Saved data entries
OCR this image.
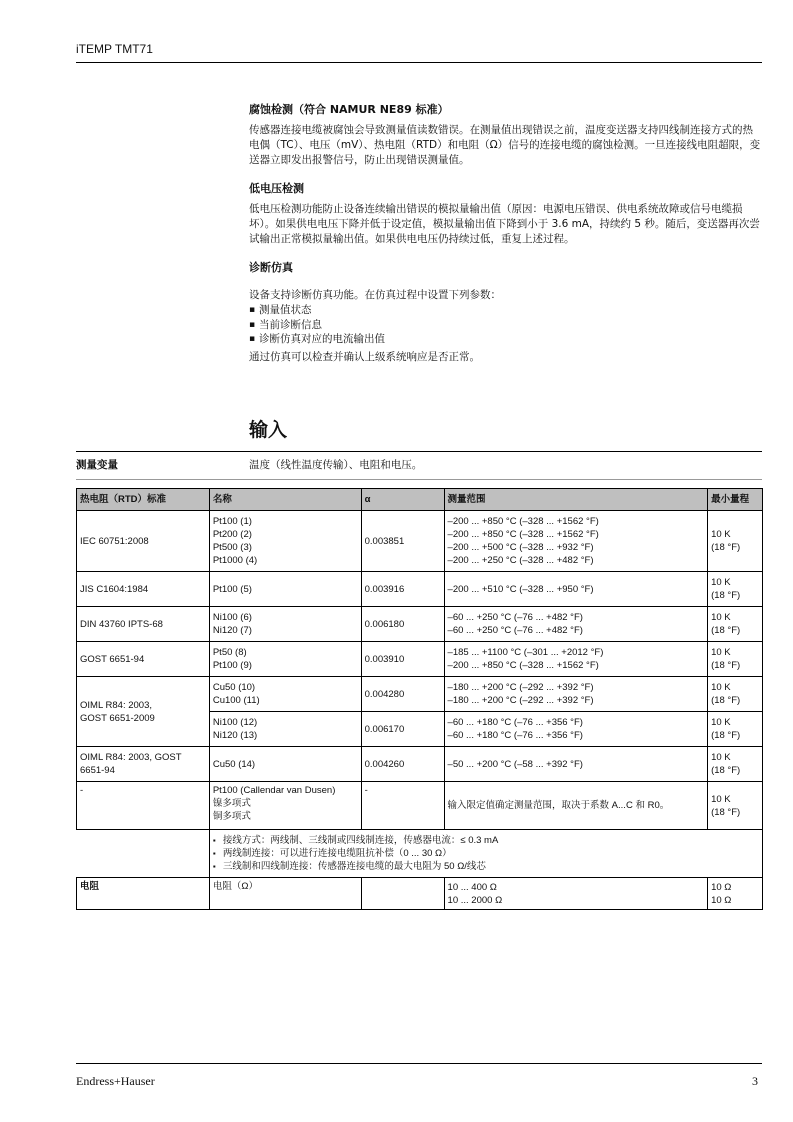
iTEMP TMT71
腐蚀检测（符合 NAMUR NE89 标准）
传感器连接电缆被腐蚀会导致测量值读数错误。在测量值出现错误之前，温度变送器支持四线制连接方式的热电偶（TC）、电压（mV）、热电阻（RTD）和电阻（Ω）信号的连接电缆的腐蚀检测。一旦连接线电阻超限，变送器立即发出报警信号，防止出现错误测量值。
低电压检测
低电压检测功能防止设备连续输出错误的模拟量输出值（原因：电源电压错误、供电系统故障或信号电缆损坏）。如果供电电压下降并低于设定值，模拟量输出值下降到小于 3.6 mA，持续约 5 秒。随后，变送器再次尝试输出正常模拟量输出值。如果供电电压仍持续过低，重复上述过程。
诊断仿真
设备支持诊断仿真功能。在仿真过程中设置下列参数：
▪ 测量值状态
▪ 当前诊断信息
▪ 诊断仿真对应的电流输出值
通过仿真可以检查并确认上级系统响应是否正常。
输入
测量变量	温度（线性温度传输）、电阻和电压。
热电阻（RTD）标准	名称	α	测量范围	最小量程
IEC 60751:2008	Pt100 (1)
Pt200 (2)
Pt500 (3)
Pt1000 (4)	0.003851	–200 ... +850 °C (–328 ... +1562 °F)
–200 ... +850 °C (–328 ... +1562 °F)
–200 ... +500 °C (–328 ... +932 °F)
–200 ... +250 °C (–328 ... +482 °F)	10 K
(18 °F)
JIS C1604:1984	Pt100 (5)	0.003916	–200 ... +510 °C (–328 ... +950 °F)	10 K
(18 °F)
DIN 43760 IPTS-68	Ni100 (6)
Ni120 (7)	0.006180	–60 ... +250 °C (–76 ... +482 °F)
–60 ... +250 °C (–76 ... +482 °F)	10 K
(18 °F)
GOST 6651-94	Pt50 (8)
Pt100 (9)	0.003910	–185 ... +1100 °C (–301 ... +2012 °F)
–200 ... +850 °C (–328 ... +1562 °F)	10 K
(18 °F)
OIML R84: 2003,
GOST 6651-2009	Cu50 (10)
Cu100 (11)	0.004280	–180 ... +200 °C (–292 ... +392 °F)
–180 ... +200 °C (–292 ... +392 °F)	10 K
(18 °F)
	Ni100 (12)
Ni120 (13)	0.006170	–60 ... +180 °C (–76 ... +356 °F)
–60 ... +180 °C (–76 ... +356 °F)	10 K
(18 °F)
OIML R84: 2003, GOST
6651-94	Cu50 (14)	0.004260	–50 ... +200 °C (–58 ... +392 °F)	10 K
(18 °F)
-	Pt100 (Callendar van Dusen)
镍多项式
铜多项式	-	输入限定值确定测量范围，取决于系数 A...C 和 R0。	10 K
(18 °F)

	▪ 接线方式：两线制、三线制或四线制连接，传感器电流：≤ 0.3 mA
▪ 两线制连接：可以进行连接电缆阻抗补偿（0 ... 30 Ω）
▪ 三线制和四线制连接：传感器连接电缆的最大电阻为 50 Ω/线芯

电阻	电阻（Ω）		10 ... 400 Ω
10 ... 2000 Ω	10 Ω
10 Ω
Endress+Hauser	3
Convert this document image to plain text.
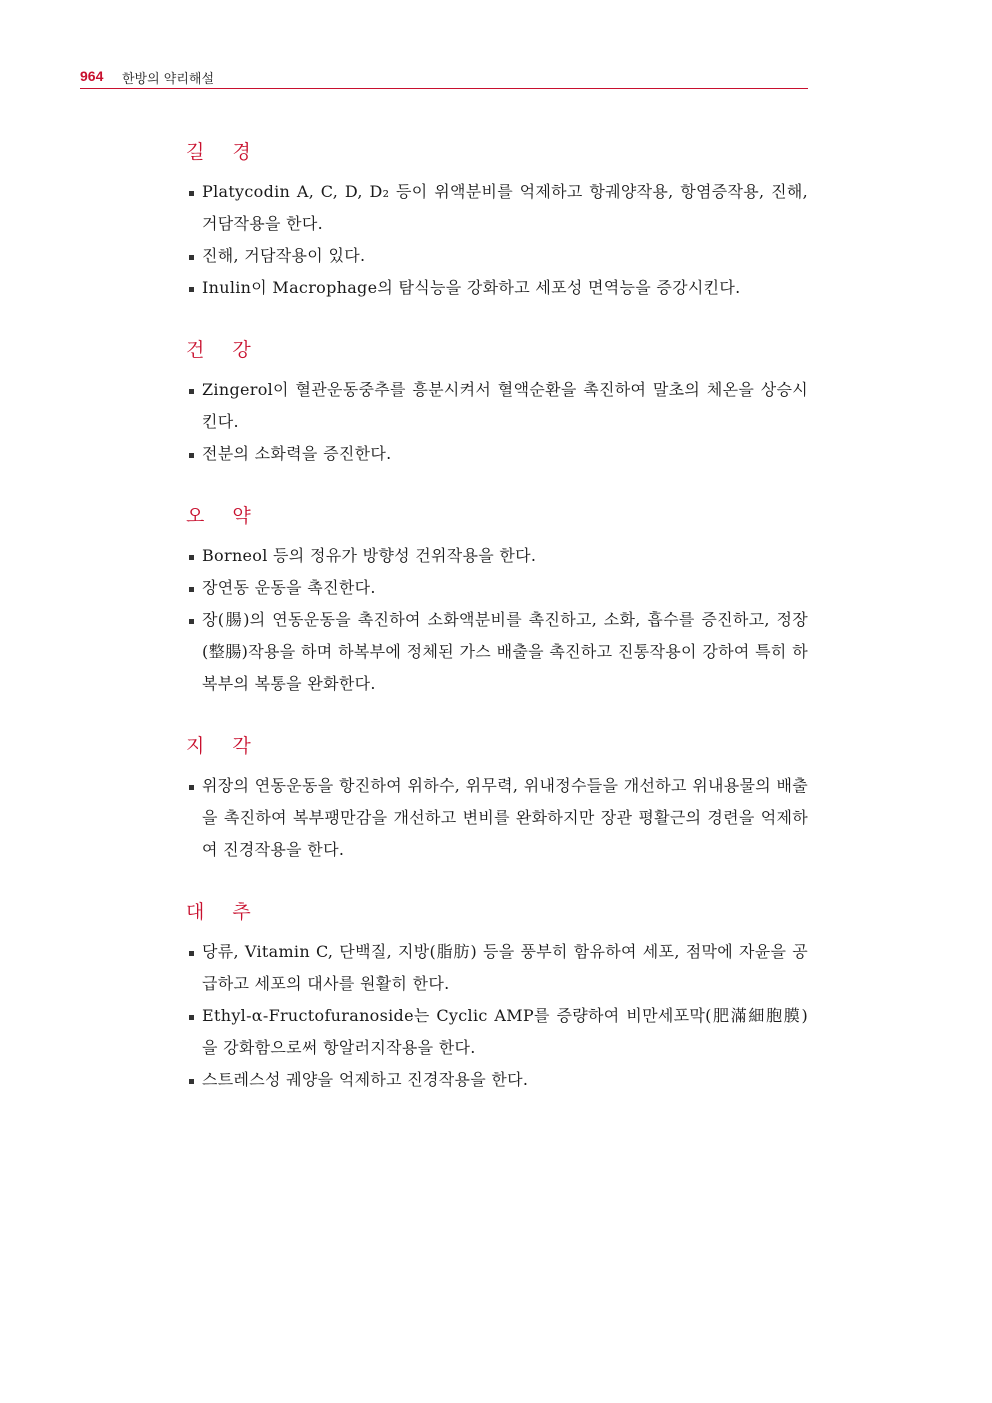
964 한방의 약리해설
길 경
Platycodin A, C, D, D₂ 등이 위액분비를 억제하고 항궤양작용, 항염증작용, 진해, 거담작용을 한다.
진해, 거담작용이 있다.
Inulin이 Macrophage의 탐식능을 강화하고 세포성 면역능을 증강시킨다.
건 강
Zingerol이 혈관운동중추를 흥분시켜서 혈액순환을 촉진하여 말초의 체온을 상승시킨다.
전분의 소화력을 증진한다.
오 약
Borneol 등의 정유가 방향성 건위작용을 한다.
장연동 운동을 촉진한다.
장(腸)의 연동운동을 촉진하여 소화액분비를 촉진하고, 소화, 흡수를 증진하고, 정장(整腸)작용을 하며 하복부에 정체된 가스 배출을 촉진하고 진통작용이 강하여 특히 하복부의 복통을 완화한다.
지 각
위장의 연동운동을 항진하여 위하수, 위무력, 위내정수들을 개선하고 위내용물의 배출을 촉진하여 복부팽만감을 개선하고 변비를 완화하지만 장관 평활근의 경련을 억제하여 진경작용을 한다.
대 추
당류, Vitamin C, 단백질, 지방(脂肪) 등을 풍부히 함유하여 세포, 점막에 자윤을 공급하고 세포의 대사를 원활히 한다.
Ethyl-α-Fructofuranoside는 Cyclic AMP를 증량하여 비만세포막(肥滿細胞膜)을 강화함으로써 항알러지작용을 한다.
스트레스성 궤양을 억제하고 진경작용을 한다.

_EXERCISE REQUIREMENTS_.
Return every line of the records exactly as given, pictures excluded.

_WRITTEN REPLY_.
OCR this image.
iTEMP TMT71
腐蚀检测（符合 NAMUR NE89 标准）
传感器连接电缆被腐蚀会导致测量值读数错误。在测量值出现错误之前，温度变送器支持四线制连接方式的热电偶（TC）、电压（mV）、热电阻（RTD）和电阻（Ω）信号的连接电缆的腐蚀检测。一旦连接线电阻超限，变送器立即发出报警信号，防止出现错误测量值。
低电压检测
低电压检测功能防止设备连续输出错误的模拟量输出值（原因：电源电压错误、供电系统故障或信号电缆损坏）。如果供电电压下降并低于设定值，模拟量输出值下降到小于 3.6 mA，持续约 5 秒。随后，变送器再次尝试输出正常模拟量输出值。如果供电电压仍持续过低，重复上述过程。
诊断仿真
设备支持诊断仿真功能。在仿真过程中设置下列参数：
▪ 测量值状态
▪ 当前诊断信息
▪ 诊断仿真对应的电流输出值
通过仿真可以检查并确认上级系统响应是否正常。
输入
测量变量	温度（线性温度传输）、电阻和电压。
热电阻（RTD）标准	名称	α	测量范围	最小量程
IEC 60751:2008	Pt100 (1)
Pt200 (2)
Pt500 (3)
Pt1000 (4)	0.003851	–200 ... +850 °C (–328 ... +1562 °F)
–200 ... +850 °C (–328 ... +1562 °F)
–200 ... +500 °C (–328 ... +932 °F)
–200 ... +250 °C (–328 ... +482 °F)	10 K
(18 °F)
JIS C1604:1984	Pt100 (5)	0.003916	–200 ... +510 °C (–328 ... +950 °F)	10 K
(18 °F)
DIN 43760 IPTS-68	Ni100 (6)
Ni120 (7)	0.006180	–60 ... +250 °C (–76 ... +482 °F)
–60 ... +250 °C (–76 ... +482 °F)	10 K
(18 °F)
GOST 6651-94	Pt50 (8)
Pt100 (9)	0.003910	–185 ... +1100 °C (–301 ... +2012 °F)
–200 ... +850 °C (–328 ... +1562 °F)	10 K
(18 °F)
OIML R84: 2003,
GOST 6651-2009	Cu50 (10)
Cu100 (11)	0.004280	–180 ... +200 °C (–292 ... +392 °F)
–180 ... +200 °C (–292 ... +392 °F)	10 K
(18 °F)
	Ni100 (12)
Ni120 (13)	0.006170	–60 ... +180 °C (–76 ... +356 °F)
–60 ... +180 °C (–76 ... +356 °F)	10 K
(18 °F)
OIML R84: 2003, GOST
6651-94	Cu50 (14)	0.004260	–50 ... +200 °C (–58 ... +392 °F)	10 K
(18 °F)
-	Pt100 (Callendar van Dusen)
镍多项式
铜多项式	-	输入限定值确定测量范围，取决于系数 A...C 和 R0。	10 K
(18 °F)

	▪ 接线方式：两线制、三线制或四线制连接，传感器电流：≤ 0.3 mA
▪ 两线制连接：可以进行连接电缆阻抗补偿（0 ... 30 Ω）
▪ 三线制和四线制连接：传感器连接电缆的最大电阻为 50 Ω/线芯

电阻	电阻（Ω）		10 ... 400 Ω
10 ... 2000 Ω	10 Ω
10 Ω
Endress+Hauser	3
Convert this document image to plain text.
964 한방의 약리해설
길 경
Platycodin A, C, D, D₂ 등이 위액분비를 억제하고 항궤양작용, 항염증작용, 진해, 거담작용을 한다.
진해, 거담작용이 있다.
Inulin이 Macrophage의 탐식능을 강화하고 세포성 면역능을 증강시킨다.
건 강
Zingerol이 혈관운동중추를 흥분시켜서 혈액순환을 촉진하여 말초의 체온을 상승시킨다.
전분의 소화력을 증진한다.
오 약
Borneol 등의 정유가 방향성 건위작용을 한다.
장연동 운동을 촉진한다.
장(腸)의 연동운동을 촉진하여 소화액분비를 촉진하고, 소화, 흡수를 증진하고, 정장(整腸)작용을 하며 하복부에 정체된 가스 배출을 촉진하고 진통작용이 강하여 특히 하복부의 복통을 완화한다.
지 각
위장의 연동운동을 항진하여 위하수, 위무력, 위내정수들을 개선하고 위내용물의 배출을 촉진하여 복부팽만감을 개선하고 변비를 완화하지만 장관 평활근의 경련을 억제하여 진경작용을 한다.
대 추
당류, Vitamin C, 단백질, 지방(脂肪) 등을 풍부히 함유하여 세포, 점막에 자윤을 공급하고 세포의 대사를 원활히 한다.
Ethyl-α-Fructofuranoside는 Cyclic AMP를 증량하여 비만세포막(肥滿細胞膜)을 강화함으로써 항알러지작용을 한다.
스트레스성 궤양을 억제하고 진경작용을 한다.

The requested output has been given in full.